[Dataset excerpt]
━━━━━━

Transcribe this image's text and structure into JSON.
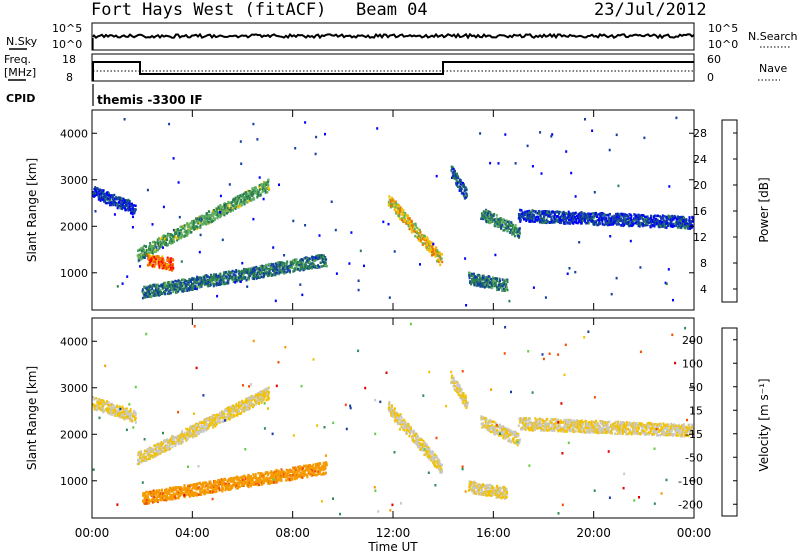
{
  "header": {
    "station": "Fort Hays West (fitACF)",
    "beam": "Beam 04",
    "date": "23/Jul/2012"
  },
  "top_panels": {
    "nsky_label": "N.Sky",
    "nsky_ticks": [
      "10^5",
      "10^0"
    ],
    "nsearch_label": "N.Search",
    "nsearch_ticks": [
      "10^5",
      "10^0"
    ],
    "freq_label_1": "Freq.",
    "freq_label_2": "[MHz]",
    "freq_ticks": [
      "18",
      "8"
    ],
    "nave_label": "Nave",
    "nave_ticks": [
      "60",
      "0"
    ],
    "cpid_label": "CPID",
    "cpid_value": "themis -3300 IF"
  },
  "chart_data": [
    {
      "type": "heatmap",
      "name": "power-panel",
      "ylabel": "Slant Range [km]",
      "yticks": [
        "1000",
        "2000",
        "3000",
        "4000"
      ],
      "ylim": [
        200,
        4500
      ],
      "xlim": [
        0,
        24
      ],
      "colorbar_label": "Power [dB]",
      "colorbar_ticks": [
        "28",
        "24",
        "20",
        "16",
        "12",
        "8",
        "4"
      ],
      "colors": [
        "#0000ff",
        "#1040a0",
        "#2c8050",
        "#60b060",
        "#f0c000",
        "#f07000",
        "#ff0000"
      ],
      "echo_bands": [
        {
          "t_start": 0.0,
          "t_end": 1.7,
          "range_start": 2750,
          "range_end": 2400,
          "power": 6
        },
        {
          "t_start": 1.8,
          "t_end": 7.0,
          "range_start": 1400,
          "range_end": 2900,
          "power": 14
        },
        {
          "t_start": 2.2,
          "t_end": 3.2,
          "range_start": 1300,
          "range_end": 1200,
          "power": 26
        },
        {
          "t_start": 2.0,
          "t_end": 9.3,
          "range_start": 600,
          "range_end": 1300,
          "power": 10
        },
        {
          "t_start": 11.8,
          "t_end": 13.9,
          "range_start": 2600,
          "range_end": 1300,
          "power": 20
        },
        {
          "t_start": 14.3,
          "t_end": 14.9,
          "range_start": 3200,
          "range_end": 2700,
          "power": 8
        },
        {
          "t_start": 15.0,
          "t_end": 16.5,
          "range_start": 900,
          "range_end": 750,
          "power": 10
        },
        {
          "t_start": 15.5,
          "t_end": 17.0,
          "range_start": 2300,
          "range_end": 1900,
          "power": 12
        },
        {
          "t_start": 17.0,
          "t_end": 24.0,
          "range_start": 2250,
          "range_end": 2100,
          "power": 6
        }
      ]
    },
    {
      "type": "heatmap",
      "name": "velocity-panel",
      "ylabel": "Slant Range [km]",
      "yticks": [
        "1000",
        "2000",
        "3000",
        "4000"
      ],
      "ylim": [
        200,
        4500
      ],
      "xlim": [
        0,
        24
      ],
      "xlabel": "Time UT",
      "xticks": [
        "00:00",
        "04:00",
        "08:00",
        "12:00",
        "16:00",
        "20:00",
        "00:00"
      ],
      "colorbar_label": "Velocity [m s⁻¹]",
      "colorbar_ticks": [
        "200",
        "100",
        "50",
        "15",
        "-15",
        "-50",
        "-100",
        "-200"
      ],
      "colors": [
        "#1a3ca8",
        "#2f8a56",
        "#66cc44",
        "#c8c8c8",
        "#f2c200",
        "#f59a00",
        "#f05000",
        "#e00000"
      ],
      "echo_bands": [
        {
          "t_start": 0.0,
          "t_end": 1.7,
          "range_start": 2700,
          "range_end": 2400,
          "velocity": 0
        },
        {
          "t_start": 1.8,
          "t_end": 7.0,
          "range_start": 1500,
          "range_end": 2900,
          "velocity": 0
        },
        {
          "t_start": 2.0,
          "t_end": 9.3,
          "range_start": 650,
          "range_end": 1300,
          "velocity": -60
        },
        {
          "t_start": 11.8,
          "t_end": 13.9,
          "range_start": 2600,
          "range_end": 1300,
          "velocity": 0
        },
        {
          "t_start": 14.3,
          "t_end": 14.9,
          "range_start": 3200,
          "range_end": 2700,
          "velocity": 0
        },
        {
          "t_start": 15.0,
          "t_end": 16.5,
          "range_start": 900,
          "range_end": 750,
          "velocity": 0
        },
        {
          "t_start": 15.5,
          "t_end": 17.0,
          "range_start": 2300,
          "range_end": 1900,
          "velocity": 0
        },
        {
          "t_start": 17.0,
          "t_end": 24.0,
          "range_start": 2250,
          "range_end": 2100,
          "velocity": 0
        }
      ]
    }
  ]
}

━━━━━━

Quote the material word for word, dropping any images it holds.

● EXERCISE RESPONSE:
Transcribe this image's text and structure into JSON.
{
  "header": {
    "station": "Fort Hays West (fitACF)",
    "beam": "Beam 04",
    "date": "23/Jul/2012"
  },
  "top_panels": {
    "nsky_label": "N.Sky",
    "nsky_ticks": [
      "10^5",
      "10^0"
    ],
    "nsearch_label": "N.Search",
    "nsearch_ticks": [
      "10^5",
      "10^0"
    ],
    "freq_label_1": "Freq.",
    "freq_label_2": "[MHz]",
    "freq_ticks": [
      "18",
      "8"
    ],
    "nave_label": "Nave",
    "nave_ticks": [
      "60",
      "0"
    ],
    "cpid_label": "CPID",
    "cpid_value": "themis -3300 IF"
  },
  "chart_data": [
    {
      "type": "heatmap",
      "name": "power-panel",
      "ylabel": "Slant Range [km]",
      "yticks": [
        "1000",
        "2000",
        "3000",
        "4000"
      ],
      "ylim": [
        200,
        4500
      ],
      "xlim": [
        0,
        24
      ],
      "colorbar_label": "Power [dB]",
      "colorbar_ticks": [
        "28",
        "24",
        "20",
        "16",
        "12",
        "8",
        "4"
      ],
      "colors": [
        "#0000ff",
        "#1040a0",
        "#2c8050",
        "#60b060",
        "#f0c000",
        "#f07000",
        "#ff0000"
      ],
      "echo_bands": [
        {
          "t_start": 0.0,
          "t_end": 1.7,
          "range_start": 2750,
          "range_end": 2400,
          "power": 6
        },
        {
          "t_start": 1.8,
          "t_end": 7.0,
          "range_start": 1400,
          "range_end": 2900,
          "power": 14
        },
        {
          "t_start": 2.2,
          "t_end": 3.2,
          "range_start": 1300,
          "range_end": 1200,
          "power": 26
        },
        {
          "t_start": 2.0,
          "t_end": 9.3,
          "range_start": 600,
          "range_end": 1300,
          "power": 10
        },
        {
          "t_start": 11.8,
          "t_end": 13.9,
          "range_start": 2600,
          "range_end": 1300,
          "power": 20
        },
        {
          "t_start": 14.3,
          "t_end": 14.9,
          "range_start": 3200,
          "range_end": 2700,
          "power": 8
        },
        {
          "t_start": 15.0,
          "t_end": 16.5,
          "range_start": 900,
          "range_end": 750,
          "power": 10
        },
        {
          "t_start": 15.5,
          "t_end": 17.0,
          "range_start": 2300,
          "range_end": 1900,
          "power": 12
        },
        {
          "t_start": 17.0,
          "t_end": 24.0,
          "range_start": 2250,
          "range_end": 2100,
          "power": 6
        }
      ]
    },
    {
      "type": "heatmap",
      "name": "velocity-panel",
      "ylabel": "Slant Range [km]",
      "yticks": [
        "1000",
        "2000",
        "3000",
        "4000"
      ],
      "ylim": [
        200,
        4500
      ],
      "xlim": [
        0,
        24
      ],
      "xlabel": "Time UT",
      "xticks": [
        "00:00",
        "04:00",
        "08:00",
        "12:00",
        "16:00",
        "20:00",
        "00:00"
      ],
      "colorbar_label": "Velocity [m s⁻¹]",
      "colorbar_ticks": [
        "200",
        "100",
        "50",
        "15",
        "-15",
        "-50",
        "-100",
        "-200"
      ],
      "colors": [
        "#1a3ca8",
        "#2f8a56",
        "#66cc44",
        "#c8c8c8",
        "#f2c200",
        "#f59a00",
        "#f05000",
        "#e00000"
      ],
      "echo_bands": [
        {
          "t_start": 0.0,
          "t_end": 1.7,
          "range_start": 2700,
          "range_end": 2400,
          "velocity": 0
        },
        {
          "t_start": 1.8,
          "t_end": 7.0,
          "range_start": 1500,
          "range_end": 2900,
          "velocity": 0
        },
        {
          "t_start": 2.0,
          "t_end": 9.3,
          "range_start": 650,
          "range_end": 1300,
          "velocity": -60
        },
        {
          "t_start": 11.8,
          "t_end": 13.9,
          "range_start": 2600,
          "range_end": 1300,
          "velocity": 0
        },
        {
          "t_start": 14.3,
          "t_end": 14.9,
          "range_start": 3200,
          "range_end": 2700,
          "velocity": 0
        },
        {
          "t_start": 15.0,
          "t_end": 16.5,
          "range_start": 900,
          "range_end": 750,
          "velocity": 0
        },
        {
          "t_start": 15.5,
          "t_end": 17.0,
          "range_start": 2300,
          "range_end": 1900,
          "velocity": 0
        },
        {
          "t_start": 17.0,
          "t_end": 24.0,
          "range_start": 2250,
          "range_end": 2100,
          "velocity": 0
        }
      ]
    }
  ]
}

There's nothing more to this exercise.